## Task material
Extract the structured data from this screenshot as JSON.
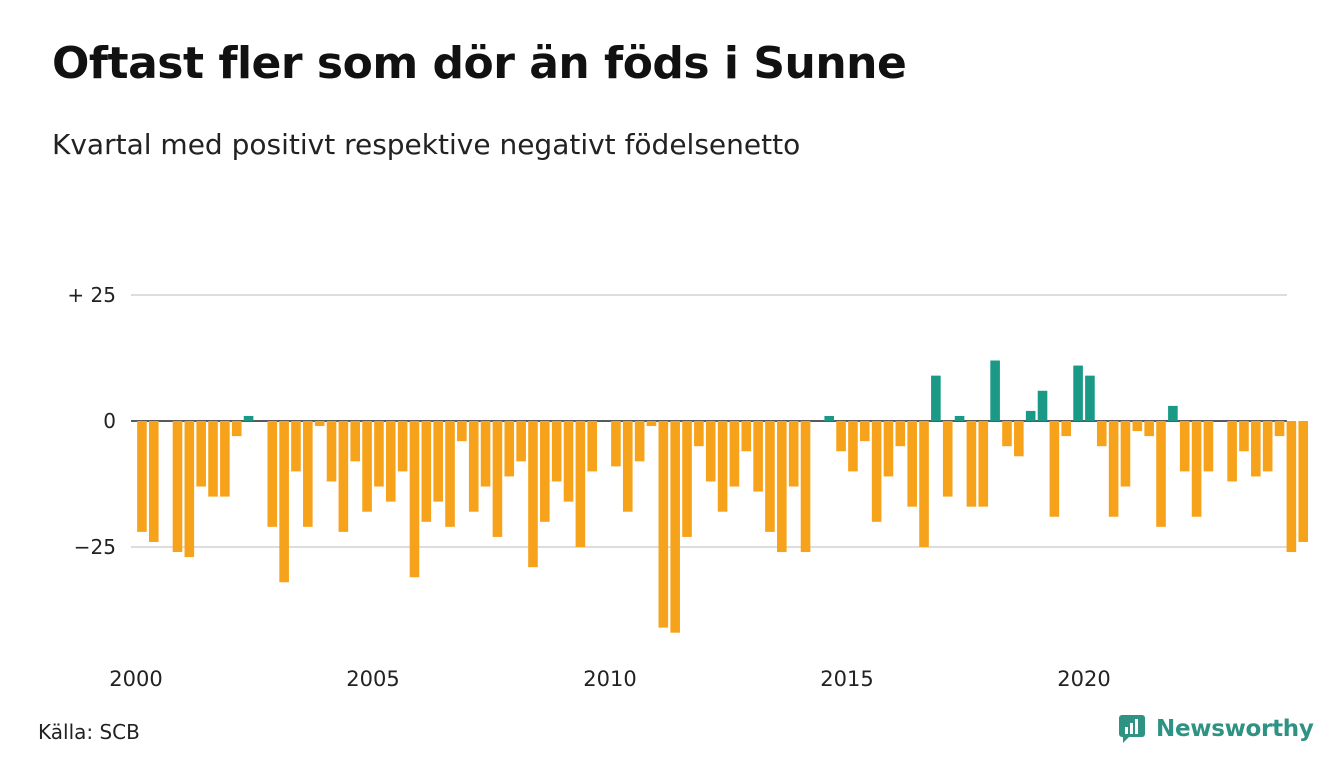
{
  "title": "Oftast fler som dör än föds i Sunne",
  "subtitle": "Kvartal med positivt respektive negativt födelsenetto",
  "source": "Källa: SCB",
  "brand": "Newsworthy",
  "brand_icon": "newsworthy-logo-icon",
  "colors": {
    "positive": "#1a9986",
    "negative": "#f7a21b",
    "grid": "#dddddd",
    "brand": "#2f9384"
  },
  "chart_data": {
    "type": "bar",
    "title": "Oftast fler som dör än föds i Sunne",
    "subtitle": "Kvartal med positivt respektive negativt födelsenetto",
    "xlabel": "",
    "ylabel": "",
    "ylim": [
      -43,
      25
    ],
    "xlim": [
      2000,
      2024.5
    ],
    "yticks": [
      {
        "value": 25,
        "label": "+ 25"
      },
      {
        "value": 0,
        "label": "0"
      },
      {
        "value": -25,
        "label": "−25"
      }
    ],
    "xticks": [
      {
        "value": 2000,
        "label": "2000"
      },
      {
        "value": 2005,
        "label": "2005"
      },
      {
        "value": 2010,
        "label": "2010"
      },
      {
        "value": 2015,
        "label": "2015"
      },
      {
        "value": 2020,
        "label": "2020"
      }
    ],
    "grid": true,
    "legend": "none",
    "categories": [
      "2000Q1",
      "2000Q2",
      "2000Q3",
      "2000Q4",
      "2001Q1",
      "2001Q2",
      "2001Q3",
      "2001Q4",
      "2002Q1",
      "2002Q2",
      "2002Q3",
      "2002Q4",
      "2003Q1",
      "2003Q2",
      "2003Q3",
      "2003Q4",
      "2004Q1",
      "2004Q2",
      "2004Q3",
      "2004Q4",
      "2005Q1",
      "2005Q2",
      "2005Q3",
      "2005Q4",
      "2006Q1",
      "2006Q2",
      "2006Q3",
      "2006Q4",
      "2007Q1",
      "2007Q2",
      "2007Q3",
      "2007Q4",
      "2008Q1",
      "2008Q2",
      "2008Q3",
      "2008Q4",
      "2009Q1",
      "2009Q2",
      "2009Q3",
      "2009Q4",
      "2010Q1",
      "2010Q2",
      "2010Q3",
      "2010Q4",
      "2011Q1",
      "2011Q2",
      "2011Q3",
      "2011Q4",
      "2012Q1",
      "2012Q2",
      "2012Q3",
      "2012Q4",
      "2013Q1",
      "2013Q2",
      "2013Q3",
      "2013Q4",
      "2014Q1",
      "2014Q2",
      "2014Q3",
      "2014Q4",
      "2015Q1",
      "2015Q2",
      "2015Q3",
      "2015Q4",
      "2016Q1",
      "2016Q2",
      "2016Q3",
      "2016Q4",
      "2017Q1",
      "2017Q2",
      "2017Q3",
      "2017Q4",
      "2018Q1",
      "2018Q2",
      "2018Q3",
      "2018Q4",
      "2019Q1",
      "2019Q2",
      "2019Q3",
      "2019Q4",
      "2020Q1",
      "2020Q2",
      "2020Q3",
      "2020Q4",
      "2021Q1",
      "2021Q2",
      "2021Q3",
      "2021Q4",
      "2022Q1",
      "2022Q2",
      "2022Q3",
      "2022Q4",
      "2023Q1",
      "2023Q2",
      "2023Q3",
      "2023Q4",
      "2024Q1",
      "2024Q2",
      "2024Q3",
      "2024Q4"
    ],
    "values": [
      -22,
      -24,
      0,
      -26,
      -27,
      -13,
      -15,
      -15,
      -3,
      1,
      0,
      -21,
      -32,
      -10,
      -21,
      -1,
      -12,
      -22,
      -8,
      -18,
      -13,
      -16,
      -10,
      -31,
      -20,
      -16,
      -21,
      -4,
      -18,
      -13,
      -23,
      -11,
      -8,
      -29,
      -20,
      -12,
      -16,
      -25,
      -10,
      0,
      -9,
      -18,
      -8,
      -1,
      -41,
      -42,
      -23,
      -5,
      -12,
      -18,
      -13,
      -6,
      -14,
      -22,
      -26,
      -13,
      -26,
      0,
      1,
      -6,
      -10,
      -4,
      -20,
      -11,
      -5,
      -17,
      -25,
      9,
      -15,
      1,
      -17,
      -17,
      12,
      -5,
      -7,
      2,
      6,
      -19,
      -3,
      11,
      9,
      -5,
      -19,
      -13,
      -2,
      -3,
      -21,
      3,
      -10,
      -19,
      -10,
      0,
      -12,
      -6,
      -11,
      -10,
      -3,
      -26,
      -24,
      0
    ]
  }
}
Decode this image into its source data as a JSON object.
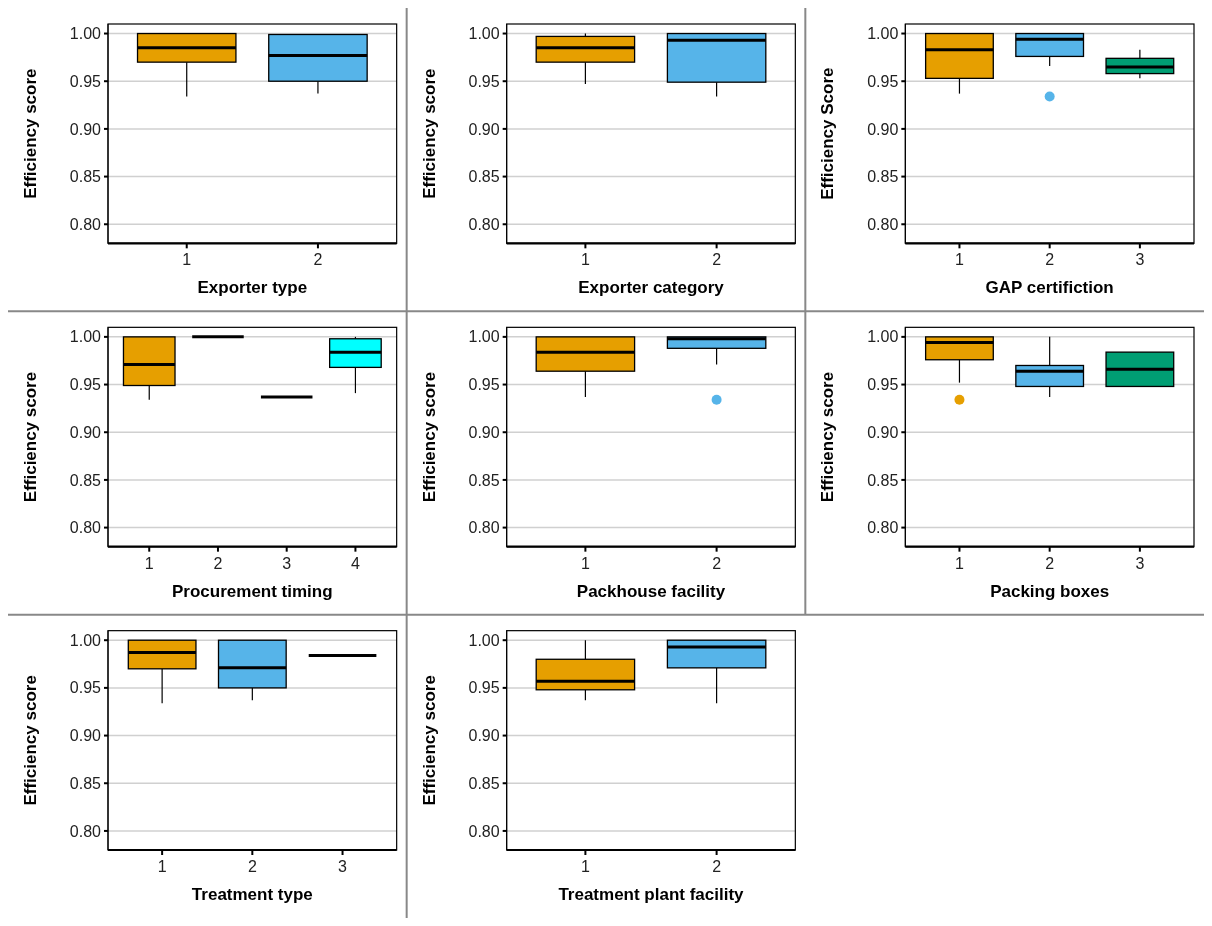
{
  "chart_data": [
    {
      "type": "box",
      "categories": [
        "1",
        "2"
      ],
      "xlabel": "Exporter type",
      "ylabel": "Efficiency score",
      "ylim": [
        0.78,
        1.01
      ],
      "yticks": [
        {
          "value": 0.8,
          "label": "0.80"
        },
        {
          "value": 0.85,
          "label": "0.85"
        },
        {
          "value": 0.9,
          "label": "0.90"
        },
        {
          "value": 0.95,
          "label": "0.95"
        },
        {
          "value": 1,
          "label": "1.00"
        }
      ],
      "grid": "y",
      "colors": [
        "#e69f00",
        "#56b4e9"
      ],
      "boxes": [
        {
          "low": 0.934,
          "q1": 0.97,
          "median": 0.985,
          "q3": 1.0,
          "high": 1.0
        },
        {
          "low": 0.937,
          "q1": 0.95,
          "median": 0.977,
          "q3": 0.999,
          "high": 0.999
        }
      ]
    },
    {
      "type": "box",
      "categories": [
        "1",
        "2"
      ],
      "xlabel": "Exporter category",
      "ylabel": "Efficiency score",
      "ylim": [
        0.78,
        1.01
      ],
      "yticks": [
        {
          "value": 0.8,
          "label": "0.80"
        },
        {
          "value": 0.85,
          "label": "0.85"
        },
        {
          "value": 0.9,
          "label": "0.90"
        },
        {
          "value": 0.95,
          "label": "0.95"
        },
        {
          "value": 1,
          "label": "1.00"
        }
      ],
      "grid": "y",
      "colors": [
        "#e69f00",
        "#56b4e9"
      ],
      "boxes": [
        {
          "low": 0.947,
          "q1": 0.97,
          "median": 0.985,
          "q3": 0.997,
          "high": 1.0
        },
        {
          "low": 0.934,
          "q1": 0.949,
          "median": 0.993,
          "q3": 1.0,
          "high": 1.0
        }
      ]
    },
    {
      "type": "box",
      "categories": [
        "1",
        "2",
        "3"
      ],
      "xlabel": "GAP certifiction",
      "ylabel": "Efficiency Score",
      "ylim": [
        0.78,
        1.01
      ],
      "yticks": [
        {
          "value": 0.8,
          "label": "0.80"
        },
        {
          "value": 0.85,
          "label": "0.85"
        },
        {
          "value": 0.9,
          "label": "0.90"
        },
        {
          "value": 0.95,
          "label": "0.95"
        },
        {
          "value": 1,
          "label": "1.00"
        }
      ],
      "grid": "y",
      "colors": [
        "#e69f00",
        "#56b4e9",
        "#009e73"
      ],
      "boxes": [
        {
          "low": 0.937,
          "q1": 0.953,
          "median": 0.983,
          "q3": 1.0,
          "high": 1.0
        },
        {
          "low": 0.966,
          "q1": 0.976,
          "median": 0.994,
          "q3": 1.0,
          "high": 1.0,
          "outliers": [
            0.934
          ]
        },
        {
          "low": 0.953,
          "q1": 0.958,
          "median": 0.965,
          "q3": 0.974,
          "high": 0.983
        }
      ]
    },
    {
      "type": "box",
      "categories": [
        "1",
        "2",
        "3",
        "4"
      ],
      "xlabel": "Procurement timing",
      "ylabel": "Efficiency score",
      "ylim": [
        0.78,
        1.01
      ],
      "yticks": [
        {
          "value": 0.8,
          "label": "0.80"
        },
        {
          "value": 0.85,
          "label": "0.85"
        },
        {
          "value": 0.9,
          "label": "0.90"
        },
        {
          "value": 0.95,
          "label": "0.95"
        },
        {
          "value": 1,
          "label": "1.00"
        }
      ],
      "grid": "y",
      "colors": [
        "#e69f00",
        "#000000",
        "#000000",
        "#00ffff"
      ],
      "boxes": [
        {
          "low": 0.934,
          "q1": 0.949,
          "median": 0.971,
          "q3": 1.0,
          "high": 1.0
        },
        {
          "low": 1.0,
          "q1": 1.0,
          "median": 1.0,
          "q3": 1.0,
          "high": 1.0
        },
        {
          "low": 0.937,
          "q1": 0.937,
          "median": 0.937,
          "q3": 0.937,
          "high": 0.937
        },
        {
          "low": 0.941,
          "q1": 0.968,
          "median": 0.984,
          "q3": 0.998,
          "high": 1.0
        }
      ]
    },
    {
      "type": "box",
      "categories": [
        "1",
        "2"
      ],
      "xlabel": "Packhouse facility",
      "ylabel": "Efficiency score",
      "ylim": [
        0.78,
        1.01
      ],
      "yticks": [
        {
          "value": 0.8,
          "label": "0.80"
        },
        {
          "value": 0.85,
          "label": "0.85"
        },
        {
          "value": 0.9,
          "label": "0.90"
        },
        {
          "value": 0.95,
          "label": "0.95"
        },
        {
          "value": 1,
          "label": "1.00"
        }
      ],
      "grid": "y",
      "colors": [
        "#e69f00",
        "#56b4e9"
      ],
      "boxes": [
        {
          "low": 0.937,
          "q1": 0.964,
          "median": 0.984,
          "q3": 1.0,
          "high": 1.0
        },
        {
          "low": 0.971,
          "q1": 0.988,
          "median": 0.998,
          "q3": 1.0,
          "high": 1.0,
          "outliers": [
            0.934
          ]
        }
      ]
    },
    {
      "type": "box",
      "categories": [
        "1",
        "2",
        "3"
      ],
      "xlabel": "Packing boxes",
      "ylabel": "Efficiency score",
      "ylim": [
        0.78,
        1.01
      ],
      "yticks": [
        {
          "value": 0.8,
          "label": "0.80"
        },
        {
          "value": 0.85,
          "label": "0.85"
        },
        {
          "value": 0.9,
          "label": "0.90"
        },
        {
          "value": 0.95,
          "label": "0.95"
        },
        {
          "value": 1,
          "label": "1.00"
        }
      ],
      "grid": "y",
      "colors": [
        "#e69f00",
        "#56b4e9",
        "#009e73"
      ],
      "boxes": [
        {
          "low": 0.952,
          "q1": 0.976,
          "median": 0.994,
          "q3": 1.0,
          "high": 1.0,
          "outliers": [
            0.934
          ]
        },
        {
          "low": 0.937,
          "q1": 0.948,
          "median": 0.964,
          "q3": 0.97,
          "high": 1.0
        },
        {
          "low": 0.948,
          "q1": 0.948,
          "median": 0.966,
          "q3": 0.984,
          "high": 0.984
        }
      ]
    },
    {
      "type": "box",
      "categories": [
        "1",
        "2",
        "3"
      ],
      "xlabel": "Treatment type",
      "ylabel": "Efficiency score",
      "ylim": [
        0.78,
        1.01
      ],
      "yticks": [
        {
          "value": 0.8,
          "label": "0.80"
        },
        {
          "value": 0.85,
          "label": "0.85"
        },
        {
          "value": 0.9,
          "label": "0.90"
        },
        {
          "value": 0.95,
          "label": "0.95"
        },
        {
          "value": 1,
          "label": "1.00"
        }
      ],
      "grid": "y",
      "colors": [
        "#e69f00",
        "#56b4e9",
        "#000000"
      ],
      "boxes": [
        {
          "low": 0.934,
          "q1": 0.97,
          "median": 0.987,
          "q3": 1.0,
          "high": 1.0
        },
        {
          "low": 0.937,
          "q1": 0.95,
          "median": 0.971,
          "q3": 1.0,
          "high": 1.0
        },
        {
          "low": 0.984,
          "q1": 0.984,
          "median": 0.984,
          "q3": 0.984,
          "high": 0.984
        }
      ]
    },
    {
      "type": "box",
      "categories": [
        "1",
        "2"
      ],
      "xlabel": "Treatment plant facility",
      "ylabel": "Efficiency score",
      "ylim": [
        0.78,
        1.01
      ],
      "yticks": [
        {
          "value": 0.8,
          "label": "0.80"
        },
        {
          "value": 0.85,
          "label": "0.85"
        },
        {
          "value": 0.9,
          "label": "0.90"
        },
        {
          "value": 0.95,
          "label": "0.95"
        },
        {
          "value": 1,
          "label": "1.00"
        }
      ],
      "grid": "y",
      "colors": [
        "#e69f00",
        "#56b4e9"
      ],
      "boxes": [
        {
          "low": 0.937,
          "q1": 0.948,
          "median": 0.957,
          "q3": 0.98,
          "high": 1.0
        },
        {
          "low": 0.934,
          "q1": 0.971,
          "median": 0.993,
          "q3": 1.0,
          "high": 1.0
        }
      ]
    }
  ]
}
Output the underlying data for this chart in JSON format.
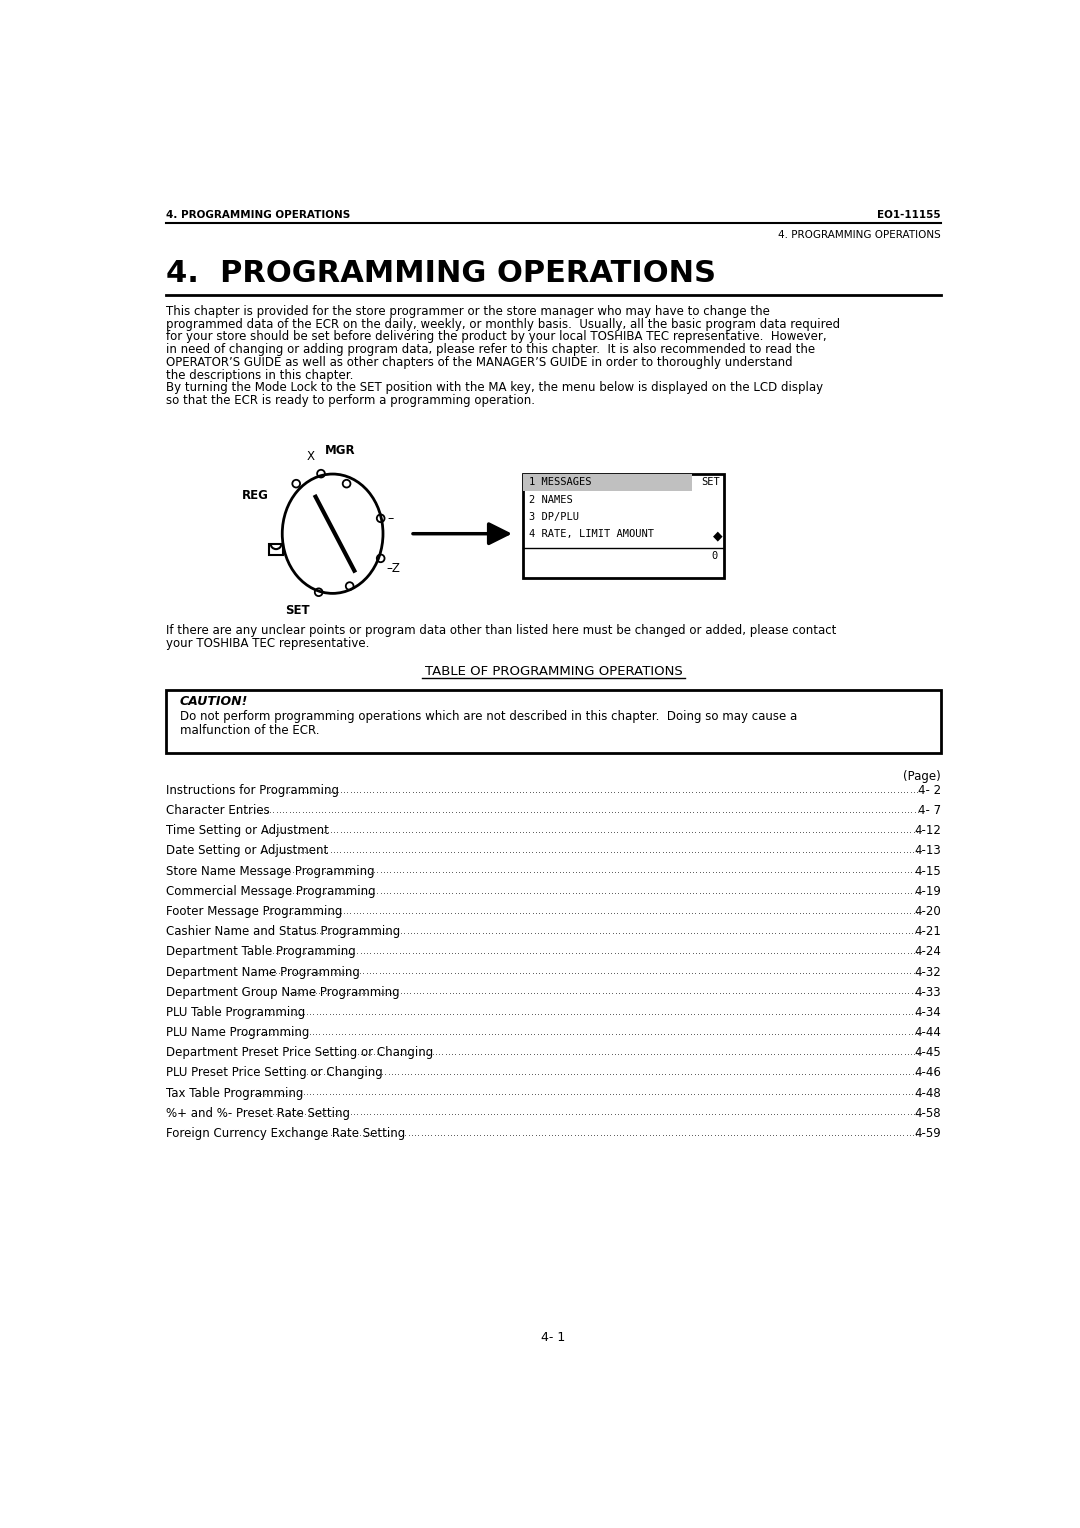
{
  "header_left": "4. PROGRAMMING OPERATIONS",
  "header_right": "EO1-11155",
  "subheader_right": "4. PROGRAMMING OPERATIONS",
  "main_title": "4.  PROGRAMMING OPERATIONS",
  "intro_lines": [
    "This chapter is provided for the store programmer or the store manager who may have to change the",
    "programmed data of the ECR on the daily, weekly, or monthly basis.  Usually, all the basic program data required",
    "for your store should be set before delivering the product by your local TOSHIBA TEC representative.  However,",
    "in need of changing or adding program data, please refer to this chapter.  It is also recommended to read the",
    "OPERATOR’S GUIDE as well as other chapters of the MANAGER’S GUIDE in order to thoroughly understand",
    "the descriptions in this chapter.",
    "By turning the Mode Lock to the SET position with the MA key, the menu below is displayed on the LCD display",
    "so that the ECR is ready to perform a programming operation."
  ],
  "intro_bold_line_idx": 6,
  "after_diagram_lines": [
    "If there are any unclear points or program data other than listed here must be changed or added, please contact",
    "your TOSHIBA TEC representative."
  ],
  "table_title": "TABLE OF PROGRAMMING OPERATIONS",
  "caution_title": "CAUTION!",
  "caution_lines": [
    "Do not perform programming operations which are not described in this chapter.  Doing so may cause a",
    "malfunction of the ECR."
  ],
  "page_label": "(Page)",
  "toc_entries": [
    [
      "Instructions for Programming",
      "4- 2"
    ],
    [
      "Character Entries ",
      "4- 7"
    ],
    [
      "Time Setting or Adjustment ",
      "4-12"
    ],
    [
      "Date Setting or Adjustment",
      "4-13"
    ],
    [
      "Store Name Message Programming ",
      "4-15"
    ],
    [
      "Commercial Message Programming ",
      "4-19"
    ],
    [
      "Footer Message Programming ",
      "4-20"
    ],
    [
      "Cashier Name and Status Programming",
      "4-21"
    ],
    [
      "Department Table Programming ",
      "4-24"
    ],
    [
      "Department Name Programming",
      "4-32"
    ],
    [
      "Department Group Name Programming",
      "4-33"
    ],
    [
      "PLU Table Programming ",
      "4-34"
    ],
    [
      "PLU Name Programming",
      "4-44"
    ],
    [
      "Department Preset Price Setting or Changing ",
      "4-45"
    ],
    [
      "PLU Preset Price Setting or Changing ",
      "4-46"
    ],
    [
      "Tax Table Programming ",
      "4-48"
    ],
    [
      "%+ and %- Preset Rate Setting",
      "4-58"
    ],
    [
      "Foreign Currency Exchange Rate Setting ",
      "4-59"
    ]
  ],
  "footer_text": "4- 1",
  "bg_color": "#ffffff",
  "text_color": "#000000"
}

## Work to do
Report how many lines of the preceding records include "please". Output the number only.

## Response below
2